## Begin Input data

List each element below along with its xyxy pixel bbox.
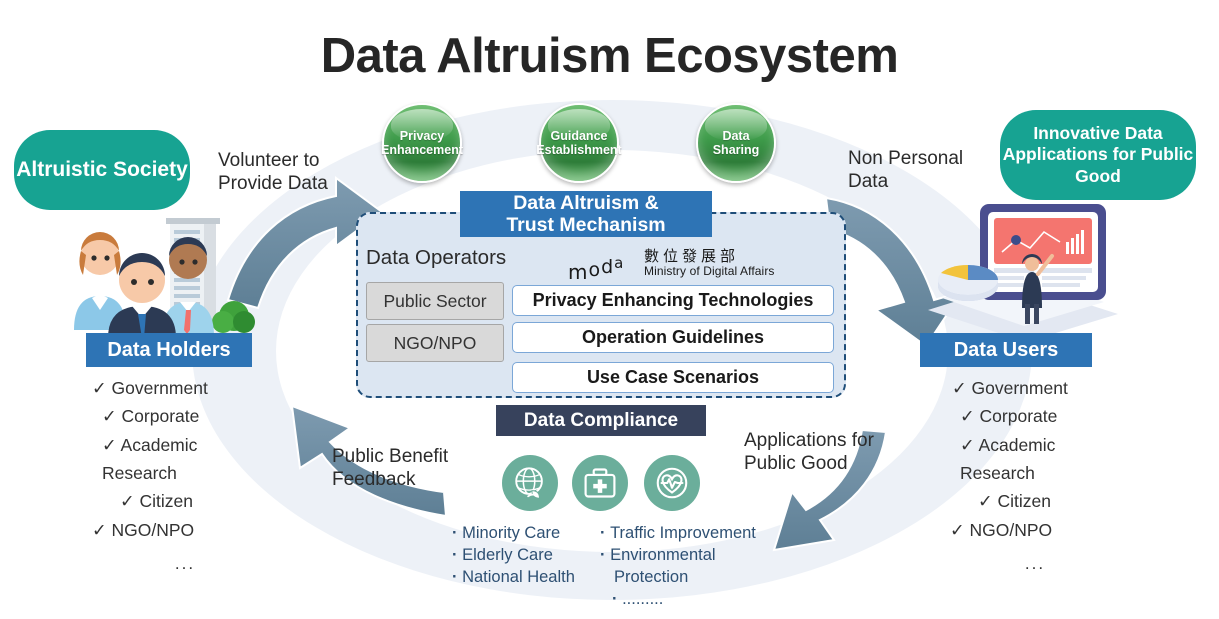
chip-ngo-npo[interactable]: NGO/NPO (366, 324, 504, 362)
bullet-item: Elderly Care (452, 545, 612, 567)
data-users-illustration (908, 190, 1128, 342)
box-use-case-scenarios[interactable]: Use Case Scenarios (512, 362, 834, 393)
pill-altruistic-society[interactable]: Altruistic Society (14, 130, 190, 210)
list-item: ✓ Citizen (120, 491, 194, 512)
bullet-item-ellipsis: ......... (600, 589, 786, 611)
label-applications-for-public-good: Applications for Public Good (744, 430, 874, 474)
moda-wordmark: moda (568, 254, 625, 284)
list-item: ✓ NGO/NPO (92, 519, 195, 540)
box-privacy-enhancing-technologies[interactable]: Privacy Enhancing Technologies (512, 285, 834, 316)
data-users-list: ✓ Government ✓ Corporate ✓ Academic Rese… (930, 374, 1140, 578)
circle-label: Guidance Establishment (536, 128, 622, 157)
list-item: ✓ NGO/NPO (950, 519, 1053, 540)
globe-leaf-icon (502, 455, 558, 511)
list-item: ✓ Academic Research (960, 434, 1056, 484)
list-ellipsis: ... (174, 554, 196, 574)
heading-data-compliance: Data Compliance (496, 405, 706, 436)
bullet-item: Environmental (600, 545, 786, 567)
circle-privacy-enhancement[interactable]: Privacy Enhancement (381, 103, 463, 183)
pill-label: Altruistic Society (16, 158, 188, 182)
medical-kit-icon (572, 455, 628, 511)
list-item: ✓ Corporate (102, 406, 200, 427)
data-holders-list: ✓ Government ✓ Corporate ✓ Academic Rese… (80, 374, 290, 578)
data-holders-illustration (66, 218, 266, 338)
moda-chinese-name: 數位發展部 (644, 248, 740, 265)
circle-guidance-establishment[interactable]: Guidance Establishment (536, 103, 622, 183)
pill-innovative-data-applications[interactable]: Innovative Data Applications for Public … (1000, 110, 1196, 200)
list-item: ✓ Government (92, 378, 208, 398)
heart-pulse-icon (644, 455, 700, 511)
page-title: Data Altruism Ecosystem (320, 29, 899, 83)
label-data-operators: Data Operators (366, 246, 507, 269)
circle-label: Privacy Enhancement (381, 128, 463, 157)
label-public-benefit-feedback: Public Benefit Feedback (332, 446, 449, 490)
label-non-personal-data: Non Personal Data (848, 148, 964, 192)
list-ellipsis: ... (1024, 554, 1046, 574)
label-data-holders: Data Holders (86, 333, 252, 367)
circle-data-sharing[interactable]: Data Sharing (696, 103, 776, 183)
circle-label: Data Sharing (712, 128, 760, 157)
compliance-bullets-right: Traffic Improvement Environmental Protec… (600, 523, 786, 611)
pill-label: Innovative Data Applications for Public … (1002, 122, 1194, 186)
moda-logo: moda 數位發展部 Ministry of Digital Affairs (568, 245, 798, 284)
bullet-item: Minority Care (452, 523, 612, 545)
diagram-canvas: Data Altruism Ecosystem Privacy Enhancem… (0, 0, 1219, 619)
label-volunteer-to-provide-data: Volunteer to Provide Data (218, 150, 328, 194)
label-data-users: Data Users (920, 333, 1092, 367)
list-item: ✓ Government (952, 378, 1068, 398)
heading-data-altruism-trust-mechanism: Data Altruism & Trust Mechanism (460, 191, 712, 237)
bullet-item: Traffic Improvement (600, 523, 786, 545)
bullet-item-continuation: Protection (614, 567, 689, 586)
box-operation-guidelines[interactable]: Operation Guidelines (512, 322, 834, 353)
chip-public-sector[interactable]: Public Sector (366, 282, 504, 320)
compliance-bullets-left: Minority Care Elderly Care National Heal… (452, 523, 612, 589)
bullet-item: National Health (452, 567, 612, 589)
moda-english-name: Ministry of Digital Affairs (644, 264, 775, 278)
list-item: ✓ Corporate (960, 406, 1058, 427)
list-item: ✓ Academic Research (102, 434, 198, 484)
list-item: ✓ Citizen (978, 491, 1052, 512)
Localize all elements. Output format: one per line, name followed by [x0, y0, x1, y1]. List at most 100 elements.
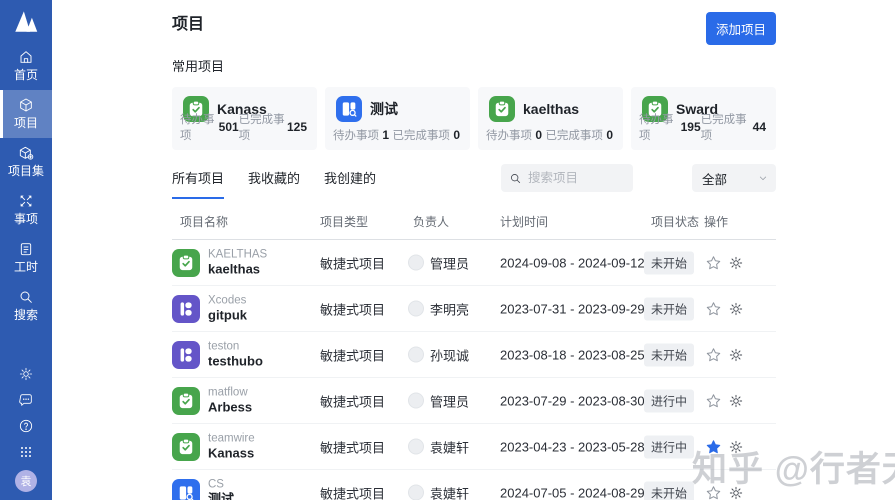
- status-badge: 未开始: [644, 481, 694, 500]
- project-name-link[interactable]: 测试: [208, 491, 234, 500]
- favorite-star-icon[interactable]: [705, 484, 722, 500]
- done-count: 125: [287, 120, 307, 134]
- card-project-name: kaelthas: [523, 101, 579, 117]
- project-card[interactable]: Kanass 待办事项 501 已完成事项 125: [172, 87, 317, 150]
- status-badge: 进行中: [644, 389, 694, 412]
- project-type: 敏捷式项目: [320, 437, 385, 456]
- app-logo[interactable]: [0, 0, 52, 42]
- done-label: 已完成事项: [701, 111, 753, 143]
- table-row[interactable]: matflow Arbess 敏捷式项目 管理员 2023-07-29 - 20…: [172, 378, 776, 424]
- sidebar-bottom: 袁: [0, 366, 52, 492]
- todo-count: 0: [535, 128, 542, 142]
- project-card[interactable]: Sward 待办事项 195 已完成事项 44: [631, 87, 776, 150]
- tab-my-favorites[interactable]: 我收藏的: [248, 168, 300, 199]
- favorite-star-icon[interactable]: [705, 346, 722, 363]
- app-window: 首页 项目 项目集 事项 工时 搜索 袁: [0, 0, 895, 500]
- owner-name: 管理员: [430, 253, 469, 272]
- apps-grid-icon[interactable]: [18, 444, 34, 460]
- table-row[interactable]: Xcodes gitpuk 敏捷式项目 李明亮 2023-07-31 - 202…: [172, 286, 776, 332]
- tab-all-projects[interactable]: 所有项目: [172, 168, 224, 199]
- project-name-link[interactable]: Kanass: [208, 445, 255, 461]
- planned-time: 2024-07-05 - 2024-08-29: [500, 485, 645, 500]
- done-label: 已完成事项: [392, 127, 450, 143]
- sidebar-item-home[interactable]: 首页: [0, 42, 52, 90]
- project-clipboard-icon: [172, 249, 200, 277]
- owner-name: 孙现诚: [430, 345, 469, 364]
- todo-count: 195: [681, 120, 701, 134]
- sidebar-item-issues[interactable]: 事项: [0, 186, 52, 234]
- project-key: matflow: [208, 386, 252, 399]
- owner-avatar: [408, 393, 424, 409]
- planned-time: 2023-07-31 - 2023-09-29: [500, 301, 645, 316]
- status-badge: 未开始: [644, 343, 694, 366]
- project-gitpuk-icon: [172, 341, 200, 369]
- sidebar-item-search[interactable]: 搜索: [0, 282, 52, 330]
- col-project-type: 项目类型: [320, 213, 368, 230]
- sidebar-item-project-sets[interactable]: 项目集: [0, 138, 52, 186]
- main-panel: 项目 添加项目 常用项目 Kanass 待办事项 501 已完成事项 125: [52, 0, 895, 500]
- col-operations: 操作: [704, 213, 728, 230]
- status-badge: 未开始: [644, 251, 694, 274]
- project-key: teamwire: [208, 432, 255, 445]
- project-name-link[interactable]: gitpuk: [208, 307, 247, 323]
- common-projects-title: 常用项目: [172, 56, 776, 75]
- table-row[interactable]: teamwire Kanass 敏捷式项目 袁婕轩 2023-04-23 - 2…: [172, 424, 776, 470]
- project-type: 敏捷式项目: [320, 483, 385, 500]
- project-clipboard-icon: [489, 96, 515, 122]
- owner-avatar: [408, 301, 424, 317]
- col-owner: 负责人: [413, 213, 449, 230]
- help-icon[interactable]: [18, 418, 34, 434]
- sidebar-item-worktime[interactable]: 工时: [0, 234, 52, 282]
- project-type: 敏捷式项目: [320, 345, 385, 364]
- message-icon[interactable]: [18, 392, 34, 408]
- tab-my-created[interactable]: 我创建的: [324, 168, 376, 199]
- project-key: KAELTHAS: [208, 248, 267, 261]
- project-clipboard-icon: [172, 433, 200, 461]
- search-input[interactable]: [528, 171, 625, 185]
- sidebar-item-label: 事项: [14, 212, 38, 226]
- project-name-link[interactable]: Arbess: [208, 399, 252, 415]
- user-avatar[interactable]: 袁: [15, 470, 37, 492]
- page-header: 项目 添加项目: [172, 12, 776, 52]
- row-settings-gear-icon[interactable]: [728, 347, 744, 363]
- favorite-star-icon[interactable]: [705, 254, 722, 271]
- table-row[interactable]: CS 测试 敏捷式项目 袁婕轩 2024-07-05 - 2024-08-29 …: [172, 470, 776, 500]
- owner-avatar: [408, 347, 424, 363]
- row-settings-gear-icon[interactable]: [728, 301, 744, 317]
- status-filter-select[interactable]: 全部: [692, 164, 776, 192]
- owner-avatar: [408, 439, 424, 455]
- card-stats: 待办事项 1 已完成事项 0: [333, 127, 460, 143]
- todo-label: 待办事项: [639, 111, 681, 143]
- done-label: 已完成事项: [545, 127, 603, 143]
- owner-name: 袁婕轩: [430, 437, 469, 456]
- row-settings-gear-icon[interactable]: [728, 255, 744, 271]
- table-row[interactable]: KAELTHAS kaelthas 敏捷式项目 管理员 2024-09-08 -…: [172, 240, 776, 286]
- settings-gear-icon[interactable]: [18, 366, 34, 382]
- card-project-name: 测试: [370, 99, 398, 119]
- project-name-link[interactable]: kaelthas: [208, 261, 267, 277]
- favorite-star-icon[interactable]: [705, 392, 722, 409]
- row-settings-gear-icon[interactable]: [728, 393, 744, 409]
- project-test-icon: [172, 479, 200, 500]
- project-card[interactable]: kaelthas 待办事项 0 已完成事项 0: [478, 87, 623, 150]
- favorite-star-icon[interactable]: [705, 300, 722, 317]
- sidebar-item-projects[interactable]: 项目: [0, 90, 52, 138]
- owner-name: 管理员: [430, 391, 469, 410]
- owner-avatar: [408, 255, 424, 271]
- sidebar-item-label: 首页: [14, 68, 38, 82]
- add-project-button[interactable]: 添加项目: [706, 12, 776, 45]
- issues-icon: [18, 193, 34, 209]
- col-project-status: 项目状态: [651, 213, 699, 230]
- project-card[interactable]: 测试 待办事项 1 已完成事项 0: [325, 87, 470, 150]
- project-name-link[interactable]: testhubo: [208, 353, 263, 369]
- row-settings-gear-icon[interactable]: [728, 439, 744, 455]
- common-project-cards: Kanass 待办事项 501 已完成事项 125 测试 待办: [172, 87, 776, 150]
- row-settings-gear-icon[interactable]: [728, 485, 744, 500]
- col-project-name: 项目名称: [180, 213, 228, 230]
- sidebar-item-label: 工时: [14, 260, 38, 274]
- project-gitpuk-icon: [172, 295, 200, 323]
- favorite-star-icon-filled[interactable]: [705, 438, 722, 455]
- project-search-box[interactable]: [501, 164, 633, 192]
- project-key: Xcodes: [208, 294, 247, 307]
- table-row[interactable]: teston testhubo 敏捷式项目 孙现诚 2023-08-18 - 2…: [172, 332, 776, 378]
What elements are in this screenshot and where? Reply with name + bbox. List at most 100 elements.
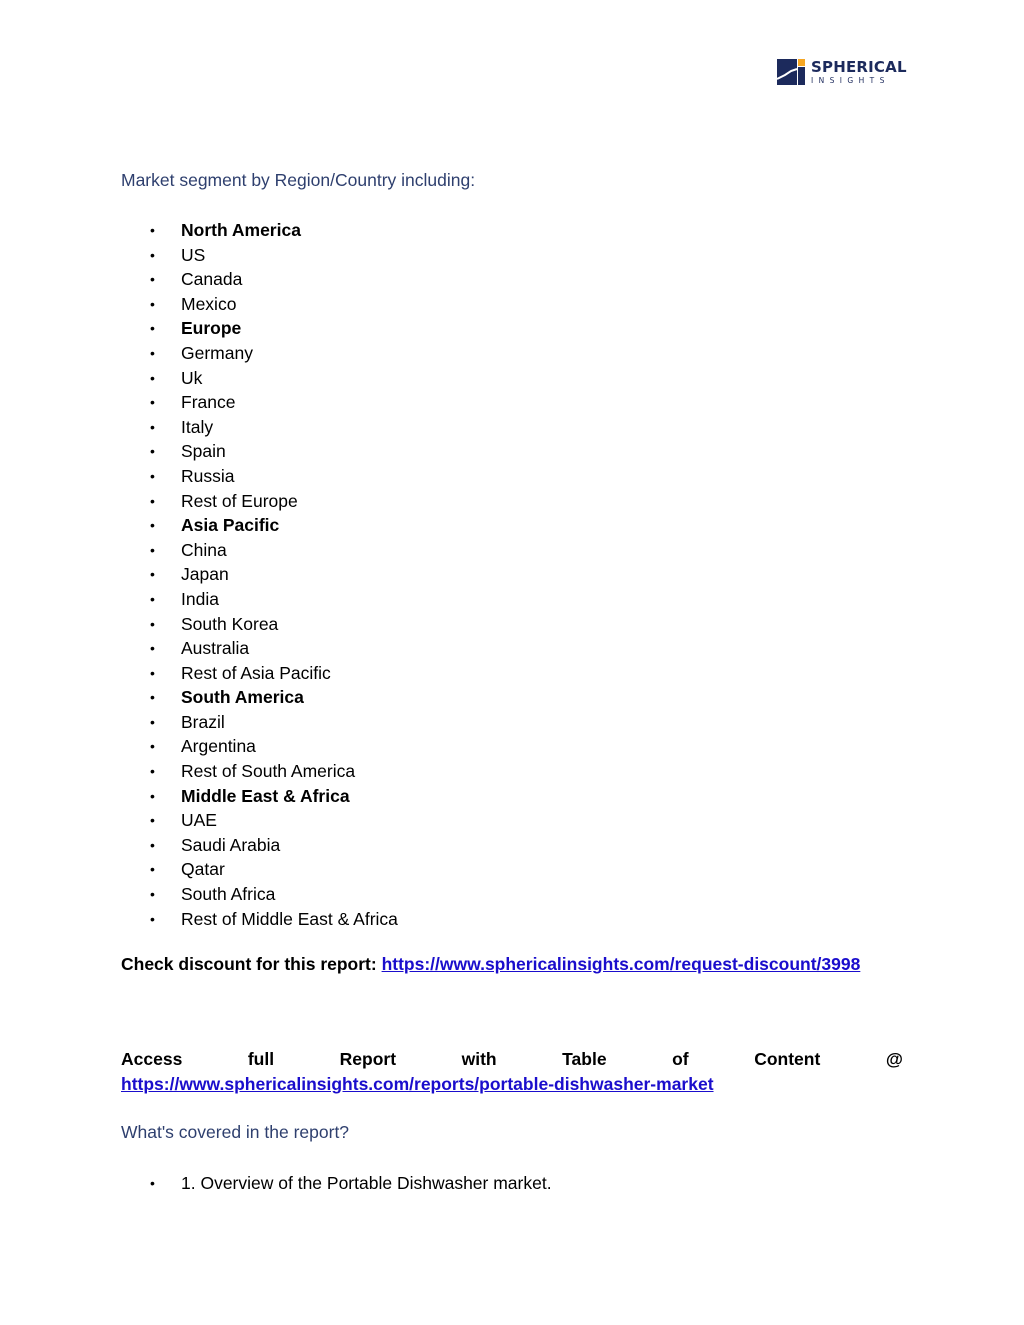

## End Input data

● **Objective**
Copy the material word for word, from the line with "- status-badge: 未开始: [644, 481, 694, 500]" up to and including the line with "- common-projects-title: 常用项目: [172, 56, 776, 75]".

● **Task answer**
- status-badge: 未开始: [644, 481, 694, 500]
- project-name-link[interactable]: 测试: [208, 491, 234, 500]
- favorite-star-icon[interactable]: [705, 484, 722, 500]
- done-count: 125: [287, 120, 307, 134]
- card-project-name: kaelthas: [523, 101, 579, 117]
- project-card[interactable]: Kanass 待办事项 501 已完成事项 125: [172, 87, 317, 150]
- status-badge: 进行中: [644, 389, 694, 412]
- project-type: 敏捷式项目: [320, 437, 385, 456]
- app-logo[interactable]: [0, 0, 52, 42]
- done-label: 已完成事项: [701, 111, 753, 143]
- table-row[interactable]: matflow Arbess 敏捷式项目 管理员 2023-07-29 - 20…: [172, 378, 776, 424]
- sidebar-bottom: 袁: [0, 366, 52, 492]
- todo-count: 0: [535, 128, 542, 142]
- project-card[interactable]: Sward 待办事项 195 已完成事项 44: [631, 87, 776, 150]
- tab-my-favorites[interactable]: 我收藏的: [248, 168, 300, 199]
- favorite-star-icon[interactable]: [705, 346, 722, 363]
- app-window: 首页 项目 项目集 事项 工时 搜索 袁: [0, 0, 895, 500]
- owner-name: 管理员: [430, 253, 469, 272]
- apps-grid-icon[interactable]: [18, 444, 34, 460]
- table-row[interactable]: Xcodes gitpuk 敏捷式项目 李明亮 2023-07-31 - 202…: [172, 286, 776, 332]
- tab-all-projects[interactable]: 所有项目: [172, 168, 224, 199]
- project-name-link[interactable]: Kanass: [208, 445, 255, 461]
- planned-time: 2024-07-05 - 2024-08-29: [500, 485, 645, 500]
- done-label: 已完成事项: [392, 127, 450, 143]
- sidebar-item-home[interactable]: 首页: [0, 42, 52, 90]
- project-clipboard-icon: [172, 249, 200, 277]
- owner-name: 孙现诚: [430, 345, 469, 364]
- todo-count: 195: [681, 120, 701, 134]
- sidebar-item-issues[interactable]: 事项: [0, 186, 52, 234]
- project-key: matflow: [208, 386, 252, 399]
- owner-avatar: [408, 393, 424, 409]
- planned-time: 2023-07-31 - 2023-09-29: [500, 301, 645, 316]
- status-badge: 未开始: [644, 343, 694, 366]
- project-gitpuk-icon: [172, 341, 200, 369]
- sidebar-item-search[interactable]: 搜索: [0, 282, 52, 330]
- col-project-type: 项目类型: [320, 213, 368, 230]
- sidebar-item-project-sets[interactable]: 项目集: [0, 138, 52, 186]
- main-panel: 项目 添加项目 常用项目 Kanass 待办事项 501 已完成事项 125: [52, 0, 895, 500]
- col-operations: 操作: [704, 213, 728, 230]
- status-badge: 未开始: [644, 251, 694, 274]
- project-key: teamwire: [208, 432, 255, 445]
- project-name-link[interactable]: gitpuk: [208, 307, 247, 323]
- common-projects-title: 常用项目: [172, 56, 776, 75]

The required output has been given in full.